Written instruction:
Copy out all the records exactly.

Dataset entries
══════════════════════════════

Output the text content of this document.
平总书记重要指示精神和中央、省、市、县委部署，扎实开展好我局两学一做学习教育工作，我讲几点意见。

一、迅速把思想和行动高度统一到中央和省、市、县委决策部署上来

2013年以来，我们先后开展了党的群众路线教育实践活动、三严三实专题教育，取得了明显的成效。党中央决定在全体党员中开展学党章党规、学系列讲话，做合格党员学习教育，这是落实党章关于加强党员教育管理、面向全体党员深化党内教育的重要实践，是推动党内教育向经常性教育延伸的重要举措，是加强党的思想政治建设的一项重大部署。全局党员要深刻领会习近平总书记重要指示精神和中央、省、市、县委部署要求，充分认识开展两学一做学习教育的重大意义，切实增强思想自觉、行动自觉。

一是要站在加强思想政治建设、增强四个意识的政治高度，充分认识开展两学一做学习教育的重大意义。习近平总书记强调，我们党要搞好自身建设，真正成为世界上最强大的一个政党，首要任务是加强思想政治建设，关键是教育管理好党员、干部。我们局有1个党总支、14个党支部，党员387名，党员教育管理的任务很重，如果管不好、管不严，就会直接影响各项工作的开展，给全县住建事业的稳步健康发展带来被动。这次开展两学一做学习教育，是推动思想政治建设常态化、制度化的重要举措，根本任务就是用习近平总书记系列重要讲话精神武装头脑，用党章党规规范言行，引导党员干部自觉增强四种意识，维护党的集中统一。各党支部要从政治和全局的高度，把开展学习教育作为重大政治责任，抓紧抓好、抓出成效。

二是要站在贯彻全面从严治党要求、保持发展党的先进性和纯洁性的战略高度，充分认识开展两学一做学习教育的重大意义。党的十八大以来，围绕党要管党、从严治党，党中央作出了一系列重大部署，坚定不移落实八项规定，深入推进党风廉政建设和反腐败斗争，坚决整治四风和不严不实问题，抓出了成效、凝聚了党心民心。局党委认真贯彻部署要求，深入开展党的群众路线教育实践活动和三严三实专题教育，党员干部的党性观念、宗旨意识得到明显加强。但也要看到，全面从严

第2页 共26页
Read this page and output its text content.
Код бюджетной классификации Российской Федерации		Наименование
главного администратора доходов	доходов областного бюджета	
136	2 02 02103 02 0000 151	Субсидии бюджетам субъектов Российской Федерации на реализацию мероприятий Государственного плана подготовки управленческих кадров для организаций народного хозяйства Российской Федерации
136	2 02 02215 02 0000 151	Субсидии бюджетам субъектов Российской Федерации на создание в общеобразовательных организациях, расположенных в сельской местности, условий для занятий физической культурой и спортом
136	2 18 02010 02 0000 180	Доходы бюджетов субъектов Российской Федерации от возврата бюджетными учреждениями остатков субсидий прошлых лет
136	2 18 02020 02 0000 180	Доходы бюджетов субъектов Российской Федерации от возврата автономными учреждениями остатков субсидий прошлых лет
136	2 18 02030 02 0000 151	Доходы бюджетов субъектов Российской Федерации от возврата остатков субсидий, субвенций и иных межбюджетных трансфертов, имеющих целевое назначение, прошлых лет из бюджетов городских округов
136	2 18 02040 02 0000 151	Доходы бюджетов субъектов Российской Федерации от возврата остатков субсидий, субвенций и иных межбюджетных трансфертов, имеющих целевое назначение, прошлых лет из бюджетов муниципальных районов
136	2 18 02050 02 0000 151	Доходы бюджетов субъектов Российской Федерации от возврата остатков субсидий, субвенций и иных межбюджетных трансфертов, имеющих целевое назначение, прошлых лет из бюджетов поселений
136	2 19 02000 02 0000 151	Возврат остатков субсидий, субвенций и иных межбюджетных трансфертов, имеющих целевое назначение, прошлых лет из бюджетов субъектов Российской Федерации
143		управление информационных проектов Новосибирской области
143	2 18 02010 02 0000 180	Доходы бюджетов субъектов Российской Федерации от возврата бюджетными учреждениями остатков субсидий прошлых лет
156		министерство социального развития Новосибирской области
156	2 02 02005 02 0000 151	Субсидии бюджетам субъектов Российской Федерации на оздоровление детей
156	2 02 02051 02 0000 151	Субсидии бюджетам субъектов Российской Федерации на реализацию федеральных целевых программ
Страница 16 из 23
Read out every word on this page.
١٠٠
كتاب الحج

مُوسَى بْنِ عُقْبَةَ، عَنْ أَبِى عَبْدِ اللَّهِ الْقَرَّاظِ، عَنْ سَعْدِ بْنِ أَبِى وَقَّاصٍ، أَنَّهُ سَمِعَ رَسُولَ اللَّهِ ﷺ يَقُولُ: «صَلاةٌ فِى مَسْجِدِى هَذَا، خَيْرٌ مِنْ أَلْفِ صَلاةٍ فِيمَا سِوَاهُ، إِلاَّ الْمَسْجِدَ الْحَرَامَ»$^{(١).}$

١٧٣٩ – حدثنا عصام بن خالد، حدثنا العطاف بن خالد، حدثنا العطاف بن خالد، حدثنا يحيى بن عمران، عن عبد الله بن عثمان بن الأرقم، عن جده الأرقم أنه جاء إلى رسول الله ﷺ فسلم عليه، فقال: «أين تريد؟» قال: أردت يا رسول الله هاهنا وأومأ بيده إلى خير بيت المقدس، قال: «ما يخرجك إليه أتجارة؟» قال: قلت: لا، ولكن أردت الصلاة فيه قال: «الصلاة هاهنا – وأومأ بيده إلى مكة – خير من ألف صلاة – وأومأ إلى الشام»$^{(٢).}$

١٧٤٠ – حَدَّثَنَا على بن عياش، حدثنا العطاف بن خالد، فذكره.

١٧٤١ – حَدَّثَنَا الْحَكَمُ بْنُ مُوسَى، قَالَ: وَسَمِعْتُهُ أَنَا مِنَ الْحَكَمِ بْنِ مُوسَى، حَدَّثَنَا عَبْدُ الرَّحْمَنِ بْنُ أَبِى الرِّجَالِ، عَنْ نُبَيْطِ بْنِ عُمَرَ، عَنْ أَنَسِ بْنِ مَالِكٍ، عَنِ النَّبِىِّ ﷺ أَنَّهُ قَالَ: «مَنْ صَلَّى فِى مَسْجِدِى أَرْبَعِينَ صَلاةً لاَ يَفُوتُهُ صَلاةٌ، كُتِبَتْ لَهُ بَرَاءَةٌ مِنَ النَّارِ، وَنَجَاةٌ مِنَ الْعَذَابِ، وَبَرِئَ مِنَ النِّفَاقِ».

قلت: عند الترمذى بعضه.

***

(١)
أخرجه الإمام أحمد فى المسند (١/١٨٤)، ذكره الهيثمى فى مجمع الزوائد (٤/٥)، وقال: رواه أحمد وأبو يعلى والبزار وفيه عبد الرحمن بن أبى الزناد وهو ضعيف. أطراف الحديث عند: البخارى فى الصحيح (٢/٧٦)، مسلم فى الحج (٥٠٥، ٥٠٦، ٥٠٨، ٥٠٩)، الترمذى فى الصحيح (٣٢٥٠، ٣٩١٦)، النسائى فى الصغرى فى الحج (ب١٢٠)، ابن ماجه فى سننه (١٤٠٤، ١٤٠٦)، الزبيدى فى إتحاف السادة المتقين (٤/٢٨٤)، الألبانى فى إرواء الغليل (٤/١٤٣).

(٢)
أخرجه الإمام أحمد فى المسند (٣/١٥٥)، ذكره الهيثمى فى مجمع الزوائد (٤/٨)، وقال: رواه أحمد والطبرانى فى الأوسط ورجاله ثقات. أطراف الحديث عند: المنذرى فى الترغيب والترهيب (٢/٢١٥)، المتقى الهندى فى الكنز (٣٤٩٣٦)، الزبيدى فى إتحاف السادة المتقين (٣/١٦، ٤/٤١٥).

══════════════════════════════

Solution below:
Output the text content of this document.
平总书记重要指示精神和中央、省、市、县委部署，扎实开展好我局两学一做学习教育工作，我讲几点意见。

一、迅速把思想和行动高度统一到中央和省、市、县委决策部署上来

2013年以来，我们先后开展了党的群众路线教育实践活动、三严三实专题教育，取得了明显的成效。党中央决定在全体党员中开展学党章党规、学系列讲话，做合格党员学习教育，这是落实党章关于加强党员教育管理、面向全体党员深化党内教育的重要实践，是推动党内教育向经常性教育延伸的重要举措，是加强党的思想政治建设的一项重大部署。全局党员要深刻领会习近平总书记重要指示精神和中央、省、市、县委部署要求，充分认识开展两学一做学习教育的重大意义，切实增强思想自觉、行动自觉。

一是要站在加强思想政治建设、增强四个意识的政治高度，充分认识开展两学一做学习教育的重大意义。习近平总书记强调，我们党要搞好自身建设，真正成为世界上最强大的一个政党，首要任务是加强思想政治建设，关键是教育管理好党员、干部。我们局有1个党总支、14个党支部，党员387名，党员教育管理的任务很重，如果管不好、管不严，就会直接影响各项工作的开展，给全县住建事业的稳步健康发展带来被动。这次开展两学一做学习教育，是推动思想政治建设常态化、制度化的重要举措，根本任务就是用习近平总书记系列重要讲话精神武装头脑，用党章党规规范言行，引导党员干部自觉增强四种意识，维护党的集中统一。各党支部要从政治和全局的高度，把开展学习教育作为重大政治责任，抓紧抓好、抓出成效。

二是要站在贯彻全面从严治党要求、保持发展党的先进性和纯洁性的战略高度，充分认识开展两学一做学习教育的重大意义。党的十八大以来，围绕党要管党、从严治党，党中央作出了一系列重大部署，坚定不移落实八项规定，深入推进党风廉政建设和反腐败斗争，坚决整治四风和不严不实问题，抓出了成效、凝聚了党心民心。局党委认真贯彻部署要求，深入开展党的群众路线教育实践活动和三严三实专题教育，党员干部的党性观念、宗旨意识得到明显加强。但也要看到，全面从严

第2页 共26页
Read this page and output its text content.
Код бюджетной классификации Российской Федерации		Наименование
главного администратора доходов	доходов областного бюджета	
136	2 02 02103 02 0000 151	Субсидии бюджетам субъектов Российской Федерации на реализацию мероприятий Государственного плана подготовки управленческих кадров для организаций народного хозяйства Российской Федерации
136	2 02 02215 02 0000 151	Субсидии бюджетам субъектов Российской Федерации на создание в общеобразовательных организациях, расположенных в сельской местности, условий для занятий физической культурой и спортом
136	2 18 02010 02 0000 180	Доходы бюджетов субъектов Российской Федерации от возврата бюджетными учреждениями остатков субсидий прошлых лет
136	2 18 02020 02 0000 180	Доходы бюджетов субъектов Российской Федерации от возврата автономными учреждениями остатков субсидий прошлых лет
136	2 18 02030 02 0000 151	Доходы бюджетов субъектов Российской Федерации от возврата остатков субсидий, субвенций и иных межбюджетных трансфертов, имеющих целевое назначение, прошлых лет из бюджетов городских округов
136	2 18 02040 02 0000 151	Доходы бюджетов субъектов Российской Федерации от возврата остатков субсидий, субвенций и иных межбюджетных трансфертов, имеющих целевое назначение, прошлых лет из бюджетов муниципальных районов
136	2 18 02050 02 0000 151	Доходы бюджетов субъектов Российской Федерации от возврата остатков субсидий, субвенций и иных межбюджетных трансфертов, имеющих целевое назначение, прошлых лет из бюджетов поселений
136	2 19 02000 02 0000 151	Возврат остатков субсидий, субвенций и иных межбюджетных трансфертов, имеющих целевое назначение, прошлых лет из бюджетов субъектов Российской Федерации
143		управление информационных проектов Новосибирской области
143	2 18 02010 02 0000 180	Доходы бюджетов субъектов Российской Федерации от возврата бюджетными учреждениями остатков субсидий прошлых лет
156		министерство социального развития Новосибирской области
156	2 02 02005 02 0000 151	Субсидии бюджетам субъектов Российской Федерации на оздоровление детей
156	2 02 02051 02 0000 151	Субсидии бюджетам субъектов Российской Федерации на реализацию федеральных целевых программ
Страница 16 из 23
Read out every word on this page.
١٠٠
كتاب الحج

مُوسَى بْنِ عُقْبَةَ، عَنْ أَبِى عَبْدِ اللَّهِ الْقَرَّاظِ، عَنْ سَعْدِ بْنِ أَبِى وَقَّاصٍ، أَنَّهُ سَمِعَ رَسُولَ اللَّهِ ﷺ يَقُولُ: «صَلاةٌ فِى مَسْجِدِى هَذَا، خَيْرٌ مِنْ أَلْفِ صَلاةٍ فِيمَا سِوَاهُ، إِلاَّ الْمَسْجِدَ الْحَرَامَ»$^{(١).}$

١٧٣٩ – حدثنا عصام بن خالد، حدثنا العطاف بن خالد، حدثنا العطاف بن خالد، حدثنا يحيى بن عمران، عن عبد الله بن عثمان بن الأرقم، عن جده الأرقم أنه جاء إلى رسول الله ﷺ فسلم عليه، فقال: «أين تريد؟» قال: أردت يا رسول الله هاهنا وأومأ بيده إلى خير بيت المقدس، قال: «ما يخرجك إليه أتجارة؟» قال: قلت: لا، ولكن أردت الصلاة فيه قال: «الصلاة هاهنا – وأومأ بيده إلى مكة – خير من ألف صلاة – وأومأ إلى الشام»$^{(٢).}$

١٧٤٠ – حَدَّثَنَا على بن عياش، حدثنا العطاف بن خالد، فذكره.

١٧٤١ – حَدَّثَنَا الْحَكَمُ بْنُ مُوسَى، قَالَ: وَسَمِعْتُهُ أَنَا مِنَ الْحَكَمِ بْنِ مُوسَى، حَدَّثَنَا عَبْدُ الرَّحْمَنِ بْنُ أَبِى الرِّجَالِ، عَنْ نُبَيْطِ بْنِ عُمَرَ، عَنْ أَنَسِ بْنِ مَالِكٍ، عَنِ النَّبِىِّ ﷺ أَنَّهُ قَالَ: «مَنْ صَلَّى فِى مَسْجِدِى أَرْبَعِينَ صَلاةً لاَ يَفُوتُهُ صَلاةٌ، كُتِبَتْ لَهُ بَرَاءَةٌ مِنَ النَّارِ، وَنَجَاةٌ مِنَ الْعَذَابِ، وَبَرِئَ مِنَ النِّفَاقِ».

قلت: عند الترمذى بعضه.

***

(١)
أخرجه الإمام أحمد فى المسند (١/١٨٤)، ذكره الهيثمى فى مجمع الزوائد (٤/٥)، وقال: رواه أحمد وأبو يعلى والبزار وفيه عبد الرحمن بن أبى الزناد وهو ضعيف. أطراف الحديث عند: البخارى فى الصحيح (٢/٧٦)، مسلم فى الحج (٥٠٥، ٥٠٦، ٥٠٨، ٥٠٩)، الترمذى فى الصحيح (٣٢٥٠، ٣٩١٦)، النسائى فى الصغرى فى الحج (ب١٢٠)، ابن ماجه فى سننه (١٤٠٤، ١٤٠٦)، الزبيدى فى إتحاف السادة المتقين (٤/٢٨٤)، الألبانى فى إرواء الغليل (٤/١٤٣).

(٢)
أخرجه الإمام أحمد فى المسند (٣/١٥٥)، ذكره الهيثمى فى مجمع الزوائد (٤/٨)، وقال: رواه أحمد والطبرانى فى الأوسط ورجاله ثقات. أطراف الحديث عند: المنذرى فى الترغيب والترهيب (٢/٢١٥)، المتقى الهندى فى الكنز (٣٤٩٣٦)، الزبيدى فى إتحاف السادة المتقين (٣/١٦، ٤/٤١٥).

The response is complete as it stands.